Set task: Transcribe the entries below exactly.
━━━ Task material
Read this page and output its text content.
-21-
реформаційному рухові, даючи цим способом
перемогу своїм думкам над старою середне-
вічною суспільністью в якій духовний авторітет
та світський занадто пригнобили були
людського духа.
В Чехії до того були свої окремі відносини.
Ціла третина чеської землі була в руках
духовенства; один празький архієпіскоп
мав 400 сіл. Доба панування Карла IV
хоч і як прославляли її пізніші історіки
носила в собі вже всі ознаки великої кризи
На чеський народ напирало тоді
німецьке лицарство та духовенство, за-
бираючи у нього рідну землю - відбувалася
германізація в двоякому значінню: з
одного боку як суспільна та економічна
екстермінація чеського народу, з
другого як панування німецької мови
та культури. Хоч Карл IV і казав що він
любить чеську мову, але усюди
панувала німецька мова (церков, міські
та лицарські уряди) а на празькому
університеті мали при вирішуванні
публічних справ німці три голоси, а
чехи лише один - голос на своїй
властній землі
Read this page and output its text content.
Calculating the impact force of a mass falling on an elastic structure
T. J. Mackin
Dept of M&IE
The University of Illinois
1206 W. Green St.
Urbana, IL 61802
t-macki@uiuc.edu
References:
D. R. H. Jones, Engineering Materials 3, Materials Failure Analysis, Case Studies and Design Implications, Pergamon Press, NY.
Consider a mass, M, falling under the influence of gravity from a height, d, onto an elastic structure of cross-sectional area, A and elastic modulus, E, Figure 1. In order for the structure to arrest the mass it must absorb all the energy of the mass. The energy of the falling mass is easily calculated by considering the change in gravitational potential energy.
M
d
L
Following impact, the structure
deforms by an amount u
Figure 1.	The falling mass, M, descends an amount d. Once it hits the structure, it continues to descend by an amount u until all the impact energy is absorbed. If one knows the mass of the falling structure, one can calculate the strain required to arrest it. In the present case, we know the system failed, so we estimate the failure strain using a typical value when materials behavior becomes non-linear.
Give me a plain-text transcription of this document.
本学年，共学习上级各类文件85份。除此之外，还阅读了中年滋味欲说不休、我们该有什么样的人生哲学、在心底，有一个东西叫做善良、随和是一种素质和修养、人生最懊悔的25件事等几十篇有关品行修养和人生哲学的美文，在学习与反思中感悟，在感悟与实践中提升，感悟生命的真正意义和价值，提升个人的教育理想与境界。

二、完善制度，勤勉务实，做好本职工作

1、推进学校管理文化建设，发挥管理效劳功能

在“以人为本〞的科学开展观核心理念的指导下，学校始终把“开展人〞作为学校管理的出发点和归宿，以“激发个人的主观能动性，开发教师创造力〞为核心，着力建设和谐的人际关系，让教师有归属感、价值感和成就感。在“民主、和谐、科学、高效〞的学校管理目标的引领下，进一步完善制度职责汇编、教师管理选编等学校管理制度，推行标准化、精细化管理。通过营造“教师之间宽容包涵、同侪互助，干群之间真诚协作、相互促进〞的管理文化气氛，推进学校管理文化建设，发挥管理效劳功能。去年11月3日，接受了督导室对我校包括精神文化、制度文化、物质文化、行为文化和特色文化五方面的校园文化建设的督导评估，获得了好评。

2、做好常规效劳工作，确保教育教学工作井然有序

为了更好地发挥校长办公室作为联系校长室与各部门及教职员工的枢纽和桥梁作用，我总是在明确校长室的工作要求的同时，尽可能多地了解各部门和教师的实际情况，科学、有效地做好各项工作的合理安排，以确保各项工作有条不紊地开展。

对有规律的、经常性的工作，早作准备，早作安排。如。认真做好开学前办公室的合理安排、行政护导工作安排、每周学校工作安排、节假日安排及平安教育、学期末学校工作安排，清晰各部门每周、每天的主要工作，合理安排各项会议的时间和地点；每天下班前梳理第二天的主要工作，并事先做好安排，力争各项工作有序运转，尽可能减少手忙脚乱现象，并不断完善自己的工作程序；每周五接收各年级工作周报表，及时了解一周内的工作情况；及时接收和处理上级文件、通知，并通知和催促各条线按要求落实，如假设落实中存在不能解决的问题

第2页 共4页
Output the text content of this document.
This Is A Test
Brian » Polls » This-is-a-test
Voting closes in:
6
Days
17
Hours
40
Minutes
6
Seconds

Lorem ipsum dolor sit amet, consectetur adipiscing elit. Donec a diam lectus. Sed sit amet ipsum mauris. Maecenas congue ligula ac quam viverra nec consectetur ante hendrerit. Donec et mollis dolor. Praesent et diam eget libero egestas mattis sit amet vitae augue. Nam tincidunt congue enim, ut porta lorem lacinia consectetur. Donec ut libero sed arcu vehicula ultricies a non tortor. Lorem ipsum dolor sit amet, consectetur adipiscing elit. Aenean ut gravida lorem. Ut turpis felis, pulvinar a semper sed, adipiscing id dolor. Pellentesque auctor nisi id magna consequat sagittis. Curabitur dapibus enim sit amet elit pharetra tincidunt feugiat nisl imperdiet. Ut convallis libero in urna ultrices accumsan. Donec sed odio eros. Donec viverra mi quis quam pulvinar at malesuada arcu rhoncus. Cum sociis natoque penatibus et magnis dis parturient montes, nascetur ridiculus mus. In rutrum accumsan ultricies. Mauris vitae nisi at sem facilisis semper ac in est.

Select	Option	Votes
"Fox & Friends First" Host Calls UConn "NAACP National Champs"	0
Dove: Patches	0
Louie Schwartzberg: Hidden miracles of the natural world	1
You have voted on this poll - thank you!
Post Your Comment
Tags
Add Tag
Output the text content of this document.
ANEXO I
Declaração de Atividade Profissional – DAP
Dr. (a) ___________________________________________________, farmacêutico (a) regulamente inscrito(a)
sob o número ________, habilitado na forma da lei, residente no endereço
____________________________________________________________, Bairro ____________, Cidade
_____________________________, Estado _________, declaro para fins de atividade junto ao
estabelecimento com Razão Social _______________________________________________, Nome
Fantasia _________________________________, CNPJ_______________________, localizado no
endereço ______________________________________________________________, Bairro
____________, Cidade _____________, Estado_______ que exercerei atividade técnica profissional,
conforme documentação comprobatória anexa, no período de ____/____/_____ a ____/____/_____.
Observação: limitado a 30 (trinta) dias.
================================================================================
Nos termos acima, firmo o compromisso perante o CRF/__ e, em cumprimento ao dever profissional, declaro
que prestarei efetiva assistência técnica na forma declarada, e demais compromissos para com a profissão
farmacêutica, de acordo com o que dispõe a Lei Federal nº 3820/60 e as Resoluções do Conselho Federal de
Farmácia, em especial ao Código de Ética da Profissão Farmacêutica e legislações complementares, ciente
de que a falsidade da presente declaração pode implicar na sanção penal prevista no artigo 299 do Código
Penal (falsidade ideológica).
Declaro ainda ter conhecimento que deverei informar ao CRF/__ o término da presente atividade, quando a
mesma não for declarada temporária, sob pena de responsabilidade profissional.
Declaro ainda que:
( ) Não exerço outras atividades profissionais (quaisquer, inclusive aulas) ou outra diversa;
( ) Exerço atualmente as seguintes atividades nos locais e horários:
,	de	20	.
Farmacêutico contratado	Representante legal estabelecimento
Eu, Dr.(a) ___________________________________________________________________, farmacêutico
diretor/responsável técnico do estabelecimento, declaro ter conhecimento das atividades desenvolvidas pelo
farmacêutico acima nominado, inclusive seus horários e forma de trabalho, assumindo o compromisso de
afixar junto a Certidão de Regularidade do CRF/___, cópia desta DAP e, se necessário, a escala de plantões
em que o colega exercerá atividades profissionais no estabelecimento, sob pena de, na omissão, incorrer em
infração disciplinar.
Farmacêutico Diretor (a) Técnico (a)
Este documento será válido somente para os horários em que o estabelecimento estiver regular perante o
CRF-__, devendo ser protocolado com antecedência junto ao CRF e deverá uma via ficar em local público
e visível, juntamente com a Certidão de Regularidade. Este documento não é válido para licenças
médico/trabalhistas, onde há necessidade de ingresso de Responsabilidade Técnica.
━━━━━━
Output:
Read this page and output its text content.
-21-
реформаційному рухові, даючи цим способом
перемогу своїм думкам над старою середне-
вічною суспільністью в якій духовний авторітет
та світський занадто пригнобили були
людського духа.
В Чехії до того були свої окремі відносини.
Ціла третина чеської землі була в руках
духовенства; один празький архієпіскоп
мав 400 сіл. Доба панування Карла IV
хоч і як прославляли її пізніші історіки
носила в собі вже всі ознаки великої кризи
На чеський народ напирало тоді
німецьке лицарство та духовенство, за-
бираючи у нього рідну землю - відбувалася
германізація в двоякому значінню: з
одного боку як суспільна та економічна
екстермінація чеського народу, з
другого як панування німецької мови
та культури. Хоч Карл IV і казав що він
любить чеську мову, але усюди
панувала німецька мова (церков, міські
та лицарські уряди) а на празькому
університеті мали при вирішуванні
публічних справ німці три голоси, а
чехи лише один - голос на своїй
властній землі
Read this page and output its text content.
Calculating the impact force of a mass falling on an elastic structure
T. J. Mackin
Dept of M&IE
The University of Illinois
1206 W. Green St.
Urbana, IL 61802
t-macki@uiuc.edu
References:
D. R. H. Jones, Engineering Materials 3, Materials Failure Analysis, Case Studies and Design Implications, Pergamon Press, NY.
Consider a mass, M, falling under the influence of gravity from a height, d, onto an elastic structure of cross-sectional area, A and elastic modulus, E, Figure 1. In order for the structure to arrest the mass it must absorb all the energy of the mass. The energy of the falling mass is easily calculated by considering the change in gravitational potential energy.
M
d
L
Following impact, the structure
deforms by an amount u
Figure 1.	The falling mass, M, descends an amount d. Once it hits the structure, it continues to descend by an amount u until all the impact energy is absorbed. If one knows the mass of the falling structure, one can calculate the strain required to arrest it. In the present case, we know the system failed, so we estimate the failure strain using a typical value when materials behavior becomes non-linear.
Give me a plain-text transcription of this document.
本学年，共学习上级各类文件85份。除此之外，还阅读了中年滋味欲说不休、我们该有什么样的人生哲学、在心底，有一个东西叫做善良、随和是一种素质和修养、人生最懊悔的25件事等几十篇有关品行修养和人生哲学的美文，在学习与反思中感悟，在感悟与实践中提升，感悟生命的真正意义和价值，提升个人的教育理想与境界。

二、完善制度，勤勉务实，做好本职工作

1、推进学校管理文化建设，发挥管理效劳功能

在“以人为本〞的科学开展观核心理念的指导下，学校始终把“开展人〞作为学校管理的出发点和归宿，以“激发个人的主观能动性，开发教师创造力〞为核心，着力建设和谐的人际关系，让教师有归属感、价值感和成就感。在“民主、和谐、科学、高效〞的学校管理目标的引领下，进一步完善制度职责汇编、教师管理选编等学校管理制度，推行标准化、精细化管理。通过营造“教师之间宽容包涵、同侪互助，干群之间真诚协作、相互促进〞的管理文化气氛，推进学校管理文化建设，发挥管理效劳功能。去年11月3日，接受了督导室对我校包括精神文化、制度文化、物质文化、行为文化和特色文化五方面的校园文化建设的督导评估，获得了好评。

2、做好常规效劳工作，确保教育教学工作井然有序

为了更好地发挥校长办公室作为联系校长室与各部门及教职员工的枢纽和桥梁作用，我总是在明确校长室的工作要求的同时，尽可能多地了解各部门和教师的实际情况，科学、有效地做好各项工作的合理安排，以确保各项工作有条不紊地开展。

对有规律的、经常性的工作，早作准备，早作安排。如。认真做好开学前办公室的合理安排、行政护导工作安排、每周学校工作安排、节假日安排及平安教育、学期末学校工作安排，清晰各部门每周、每天的主要工作，合理安排各项会议的时间和地点；每天下班前梳理第二天的主要工作，并事先做好安排，力争各项工作有序运转，尽可能减少手忙脚乱现象，并不断完善自己的工作程序；每周五接收各年级工作周报表，及时了解一周内的工作情况；及时接收和处理上级文件、通知，并通知和催促各条线按要求落实，如假设落实中存在不能解决的问题

第2页 共4页
Output the text content of this document.
This Is A Test
Brian » Polls » This-is-a-test
Voting closes in:
6
Days
17
Hours
40
Minutes
6
Seconds

Lorem ipsum dolor sit amet, consectetur adipiscing elit. Donec a diam lectus. Sed sit amet ipsum mauris. Maecenas congue ligula ac quam viverra nec consectetur ante hendrerit. Donec et mollis dolor. Praesent et diam eget libero egestas mattis sit amet vitae augue. Nam tincidunt congue enim, ut porta lorem lacinia consectetur. Donec ut libero sed arcu vehicula ultricies a non tortor. Lorem ipsum dolor sit amet, consectetur adipiscing elit. Aenean ut gravida lorem. Ut turpis felis, pulvinar a semper sed, adipiscing id dolor. Pellentesque auctor nisi id magna consequat sagittis. Curabitur dapibus enim sit amet elit pharetra tincidunt feugiat nisl imperdiet. Ut convallis libero in urna ultrices accumsan. Donec sed odio eros. Donec viverra mi quis quam pulvinar at malesuada arcu rhoncus. Cum sociis natoque penatibus et magnis dis parturient montes, nascetur ridiculus mus. In rutrum accumsan ultricies. Mauris vitae nisi at sem facilisis semper ac in est.

Select	Option	Votes
"Fox & Friends First" Host Calls UConn "NAACP National Champs"	0
Dove: Patches	0
Louie Schwartzberg: Hidden miracles of the natural world	1
You have voted on this poll - thank you!
Post Your Comment
Tags
Add Tag
Output the text content of this document.
ANEXO I
Declaração de Atividade Profissional – DAP
Dr. (a) ___________________________________________________, farmacêutico (a) regulamente inscrito(a)
sob o número ________, habilitado na forma da lei, residente no endereço
____________________________________________________________, Bairro ____________, Cidade
_____________________________, Estado _________, declaro para fins de atividade junto ao
estabelecimento com Razão Social _______________________________________________, Nome
Fantasia _________________________________, CNPJ_______________________, localizado no
endereço ______________________________________________________________, Bairro
____________, Cidade _____________, Estado_______ que exercerei atividade técnica profissional,
conforme documentação comprobatória anexa, no período de ____/____/_____ a ____/____/_____.
Observação: limitado a 30 (trinta) dias.
================================================================================
Nos termos acima, firmo o compromisso perante o CRF/__ e, em cumprimento ao dever profissional, declaro
que prestarei efetiva assistência técnica na forma declarada, e demais compromissos para com a profissão
farmacêutica, de acordo com o que dispõe a Lei Federal nº 3820/60 e as Resoluções do Conselho Federal de
Farmácia, em especial ao Código de Ética da Profissão Farmacêutica e legislações complementares, ciente
de que a falsidade da presente declaração pode implicar na sanção penal prevista no artigo 299 do Código
Penal (falsidade ideológica).
Declaro ainda ter conhecimento que deverei informar ao CRF/__ o término da presente atividade, quando a
mesma não for declarada temporária, sob pena de responsabilidade profissional.
Declaro ainda que:
( ) Não exerço outras atividades profissionais (quaisquer, inclusive aulas) ou outra diversa;
( ) Exerço atualmente as seguintes atividades nos locais e horários:
,	de	20	.
Farmacêutico contratado	Representante legal estabelecimento
Eu, Dr.(a) ___________________________________________________________________, farmacêutico
diretor/responsável técnico do estabelecimento, declaro ter conhecimento das atividades desenvolvidas pelo
farmacêutico acima nominado, inclusive seus horários e forma de trabalho, assumindo o compromisso de
afixar junto a Certidão de Regularidade do CRF/___, cópia desta DAP e, se necessário, a escala de plantões
em que o colega exercerá atividades profissionais no estabelecimento, sob pena de, na omissão, incorrer em
infração disciplinar.
Farmacêutico Diretor (a) Técnico (a)
Este documento será válido somente para os horários em que o estabelecimento estiver regular perante o
CRF-__, devendo ser protocolado com antecedência junto ao CRF e deverá uma via ficar em local público
e visível, juntamente com a Certidão de Regularidade. Este documento não é válido para licenças
médico/trabalhistas, onde há necessidade de ingresso de Responsabilidade Técnica.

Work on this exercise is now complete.